## WHAT TO PRODUCE
What follows is a set of records; restate each one word for word and drop the pictures.

# DATASET start

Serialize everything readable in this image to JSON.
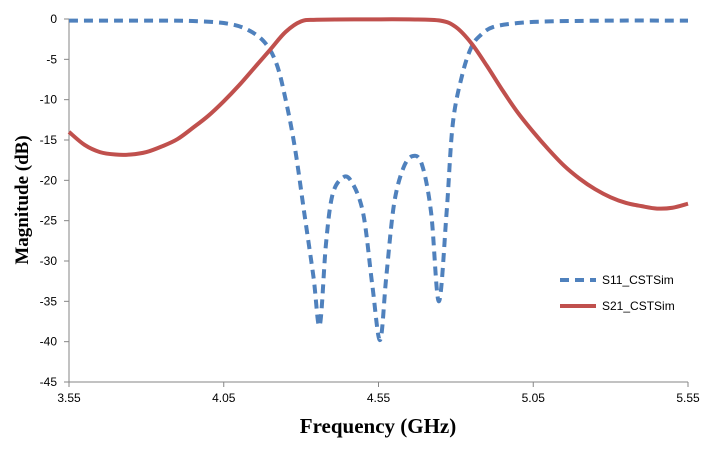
{
  "chart_data": {
    "type": "line",
    "xlabel": "Frequency (GHz)",
    "ylabel": "Magnitude (dB)",
    "xlim": [
      3.55,
      5.55
    ],
    "ylim": [
      -45,
      0
    ],
    "xticks": [
      "3.55",
      "4.05",
      "4.55",
      "5.05",
      "5.55"
    ],
    "yticks": [
      "0",
      "-5",
      "-10",
      "-15",
      "-20",
      "-25",
      "-30",
      "-35",
      "-40",
      "-45"
    ],
    "legend_position": "right",
    "grid": false,
    "series": [
      {
        "name": "S11_CSTSim",
        "color": "#4f81bd",
        "style": "dashed",
        "points": [
          [
            3.55,
            -0.2
          ],
          [
            3.7,
            -0.2
          ],
          [
            3.85,
            -0.2
          ],
          [
            3.95,
            -0.25
          ],
          [
            4.05,
            -0.5
          ],
          [
            4.12,
            -1.2
          ],
          [
            4.18,
            -2.8
          ],
          [
            4.22,
            -5.5
          ],
          [
            4.25,
            -10.0
          ],
          [
            4.28,
            -16.0
          ],
          [
            4.31,
            -24.0
          ],
          [
            4.34,
            -32.0
          ],
          [
            4.36,
            -38.0
          ],
          [
            4.38,
            -28.0
          ],
          [
            4.4,
            -22.0
          ],
          [
            4.43,
            -19.8
          ],
          [
            4.46,
            -20.0
          ],
          [
            4.5,
            -24.0
          ],
          [
            4.53,
            -33.0
          ],
          [
            4.555,
            -39.8
          ],
          [
            4.575,
            -32.0
          ],
          [
            4.6,
            -23.0
          ],
          [
            4.63,
            -18.5
          ],
          [
            4.66,
            -17.0
          ],
          [
            4.69,
            -18.0
          ],
          [
            4.72,
            -24.0
          ],
          [
            4.745,
            -35.0
          ],
          [
            4.77,
            -24.0
          ],
          [
            4.79,
            -13.0
          ],
          [
            4.82,
            -7.0
          ],
          [
            4.85,
            -3.5
          ],
          [
            4.88,
            -2.0
          ],
          [
            4.92,
            -1.0
          ],
          [
            5.0,
            -0.5
          ],
          [
            5.1,
            -0.3
          ],
          [
            5.3,
            -0.2
          ],
          [
            5.55,
            -0.2
          ]
        ]
      },
      {
        "name": "S21_CSTSim",
        "color": "#c0504d",
        "style": "solid",
        "points": [
          [
            3.55,
            -14.0
          ],
          [
            3.6,
            -15.6
          ],
          [
            3.65,
            -16.5
          ],
          [
            3.7,
            -16.8
          ],
          [
            3.75,
            -16.8
          ],
          [
            3.8,
            -16.5
          ],
          [
            3.85,
            -15.8
          ],
          [
            3.9,
            -14.9
          ],
          [
            3.95,
            -13.5
          ],
          [
            4.0,
            -12.0
          ],
          [
            4.05,
            -10.2
          ],
          [
            4.1,
            -8.2
          ],
          [
            4.15,
            -6.0
          ],
          [
            4.2,
            -3.8
          ],
          [
            4.25,
            -1.6
          ],
          [
            4.3,
            -0.3
          ],
          [
            4.35,
            -0.1
          ],
          [
            4.5,
            -0.05
          ],
          [
            4.65,
            -0.05
          ],
          [
            4.75,
            -0.2
          ],
          [
            4.8,
            -1.0
          ],
          [
            4.85,
            -3.0
          ],
          [
            4.9,
            -5.8
          ],
          [
            4.95,
            -8.8
          ],
          [
            5.0,
            -11.6
          ],
          [
            5.05,
            -14.0
          ],
          [
            5.1,
            -16.2
          ],
          [
            5.15,
            -18.2
          ],
          [
            5.2,
            -19.8
          ],
          [
            5.25,
            -21.1
          ],
          [
            5.3,
            -22.1
          ],
          [
            5.35,
            -22.8
          ],
          [
            5.4,
            -23.2
          ],
          [
            5.45,
            -23.5
          ],
          [
            5.5,
            -23.4
          ],
          [
            5.55,
            -22.9
          ]
        ]
      }
    ]
  }
}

# DATASET end

## SOLUTION FOR THIS PROBLEM
Serialize everything readable in this image to JSON.
{
  "chart_data": {
    "type": "line",
    "xlabel": "Frequency (GHz)",
    "ylabel": "Magnitude (dB)",
    "xlim": [
      3.55,
      5.55
    ],
    "ylim": [
      -45,
      0
    ],
    "xticks": [
      "3.55",
      "4.05",
      "4.55",
      "5.05",
      "5.55"
    ],
    "yticks": [
      "0",
      "-5",
      "-10",
      "-15",
      "-20",
      "-25",
      "-30",
      "-35",
      "-40",
      "-45"
    ],
    "legend_position": "right",
    "grid": false,
    "series": [
      {
        "name": "S11_CSTSim",
        "color": "#4f81bd",
        "style": "dashed",
        "points": [
          [
            3.55,
            -0.2
          ],
          [
            3.7,
            -0.2
          ],
          [
            3.85,
            -0.2
          ],
          [
            3.95,
            -0.25
          ],
          [
            4.05,
            -0.5
          ],
          [
            4.12,
            -1.2
          ],
          [
            4.18,
            -2.8
          ],
          [
            4.22,
            -5.5
          ],
          [
            4.25,
            -10.0
          ],
          [
            4.28,
            -16.0
          ],
          [
            4.31,
            -24.0
          ],
          [
            4.34,
            -32.0
          ],
          [
            4.36,
            -38.0
          ],
          [
            4.38,
            -28.0
          ],
          [
            4.4,
            -22.0
          ],
          [
            4.43,
            -19.8
          ],
          [
            4.46,
            -20.0
          ],
          [
            4.5,
            -24.0
          ],
          [
            4.53,
            -33.0
          ],
          [
            4.555,
            -39.8
          ],
          [
            4.575,
            -32.0
          ],
          [
            4.6,
            -23.0
          ],
          [
            4.63,
            -18.5
          ],
          [
            4.66,
            -17.0
          ],
          [
            4.69,
            -18.0
          ],
          [
            4.72,
            -24.0
          ],
          [
            4.745,
            -35.0
          ],
          [
            4.77,
            -24.0
          ],
          [
            4.79,
            -13.0
          ],
          [
            4.82,
            -7.0
          ],
          [
            4.85,
            -3.5
          ],
          [
            4.88,
            -2.0
          ],
          [
            4.92,
            -1.0
          ],
          [
            5.0,
            -0.5
          ],
          [
            5.1,
            -0.3
          ],
          [
            5.3,
            -0.2
          ],
          [
            5.55,
            -0.2
          ]
        ]
      },
      {
        "name": "S21_CSTSim",
        "color": "#c0504d",
        "style": "solid",
        "points": [
          [
            3.55,
            -14.0
          ],
          [
            3.6,
            -15.6
          ],
          [
            3.65,
            -16.5
          ],
          [
            3.7,
            -16.8
          ],
          [
            3.75,
            -16.8
          ],
          [
            3.8,
            -16.5
          ],
          [
            3.85,
            -15.8
          ],
          [
            3.9,
            -14.9
          ],
          [
            3.95,
            -13.5
          ],
          [
            4.0,
            -12.0
          ],
          [
            4.05,
            -10.2
          ],
          [
            4.1,
            -8.2
          ],
          [
            4.15,
            -6.0
          ],
          [
            4.2,
            -3.8
          ],
          [
            4.25,
            -1.6
          ],
          [
            4.3,
            -0.3
          ],
          [
            4.35,
            -0.1
          ],
          [
            4.5,
            -0.05
          ],
          [
            4.65,
            -0.05
          ],
          [
            4.75,
            -0.2
          ],
          [
            4.8,
            -1.0
          ],
          [
            4.85,
            -3.0
          ],
          [
            4.9,
            -5.8
          ],
          [
            4.95,
            -8.8
          ],
          [
            5.0,
            -11.6
          ],
          [
            5.05,
            -14.0
          ],
          [
            5.1,
            -16.2
          ],
          [
            5.15,
            -18.2
          ],
          [
            5.2,
            -19.8
          ],
          [
            5.25,
            -21.1
          ],
          [
            5.3,
            -22.1
          ],
          [
            5.35,
            -22.8
          ],
          [
            5.4,
            -23.2
          ],
          [
            5.45,
            -23.5
          ],
          [
            5.5,
            -23.4
          ],
          [
            5.55,
            -22.9
          ]
        ]
      }
    ]
  }
}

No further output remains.